WRITTEN PROBLEM: Only the pictures are omitted; repeat all other data exactly.

----------

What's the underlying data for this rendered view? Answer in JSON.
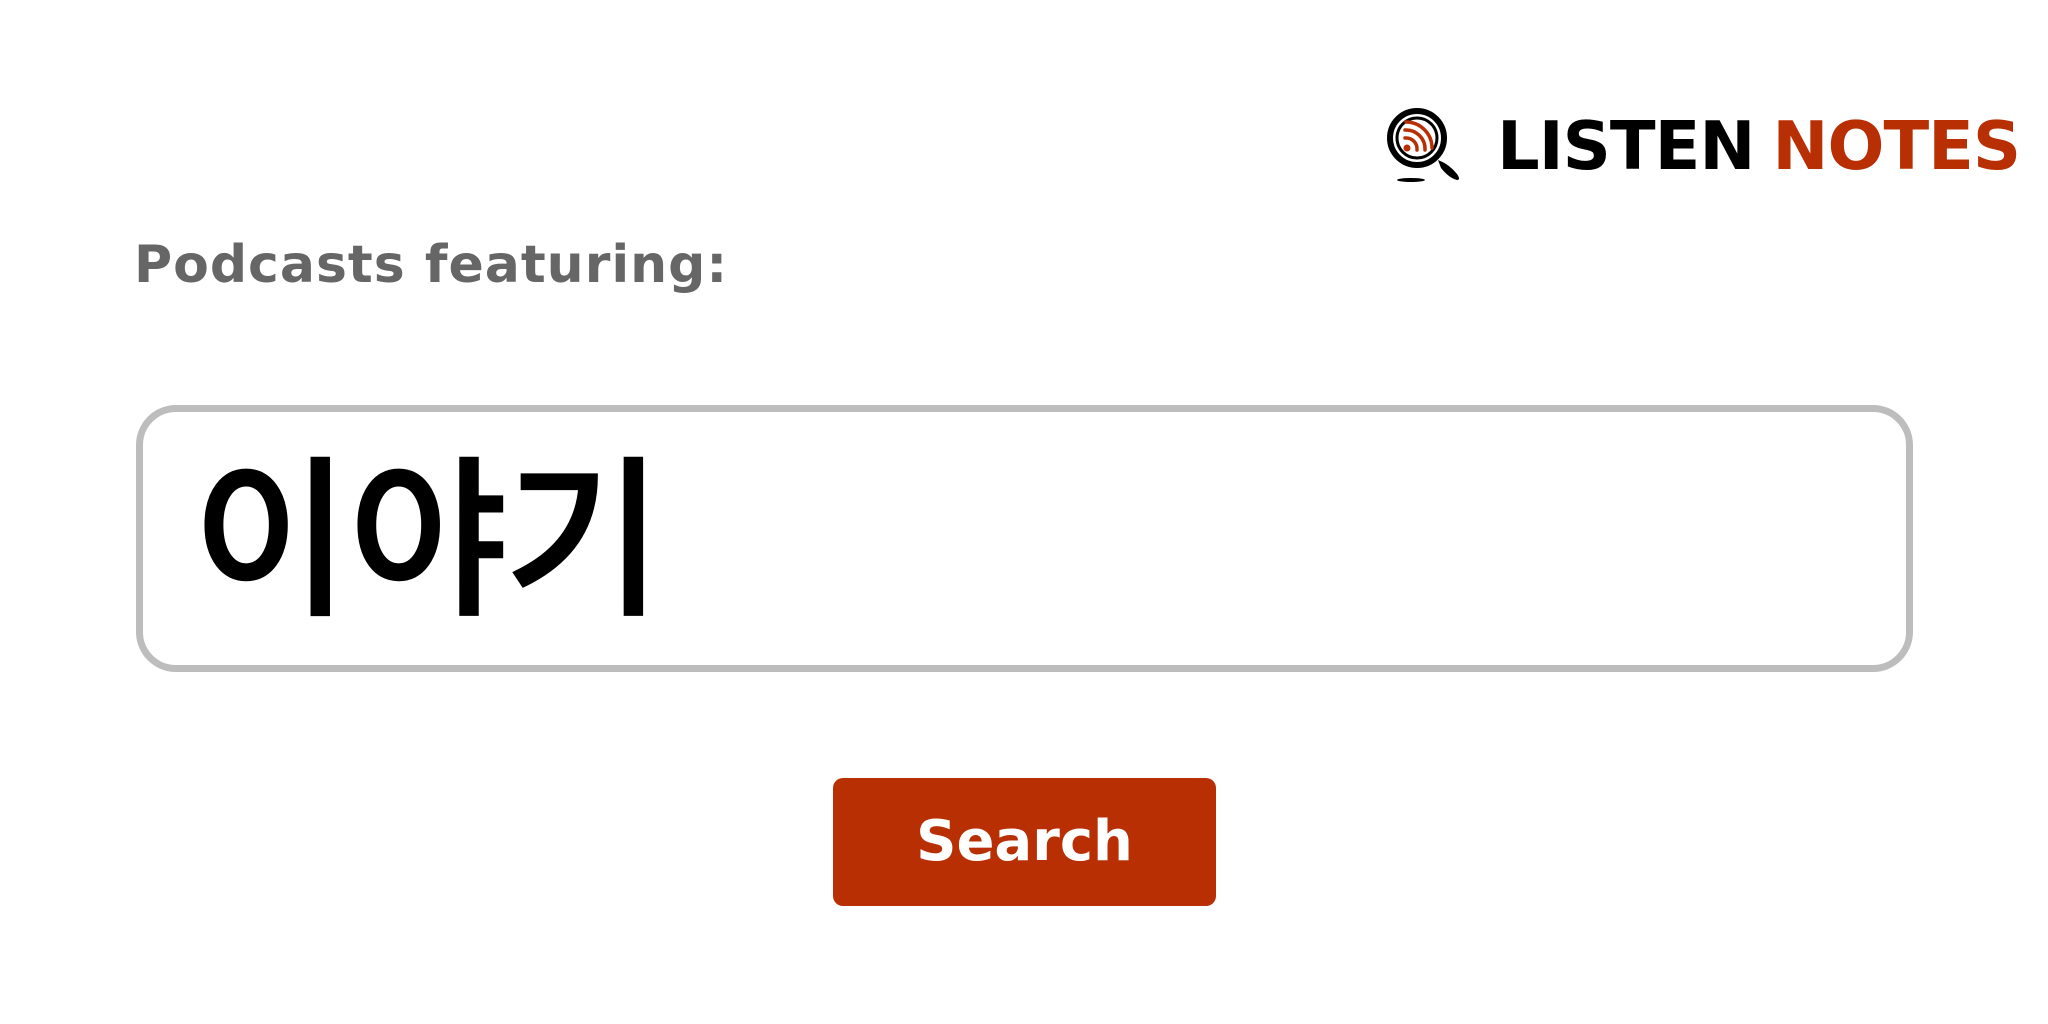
{
  "logo": {
    "icon": "podcast-search-magnifier-icon",
    "word1": "LISTEN",
    "word2": "NOTES",
    "word1_color": "#000000",
    "word2_color": "#b92f04"
  },
  "heading": "Podcasts featuring:",
  "search": {
    "value": "이야기"
  },
  "button": {
    "label": "Search",
    "color": "#b92f04"
  }
}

----------

THE ANSWER:
What's the underlying data for this rendered view? Answer in JSON.
{
  "logo": {
    "icon": "podcast-search-magnifier-icon",
    "word1": "LISTEN",
    "word2": "NOTES",
    "word1_color": "#000000",
    "word2_color": "#b92f04"
  },
  "heading": "Podcasts featuring:",
  "search": {
    "value": "이야기"
  },
  "button": {
    "label": "Search",
    "color": "#b92f04"
  }
}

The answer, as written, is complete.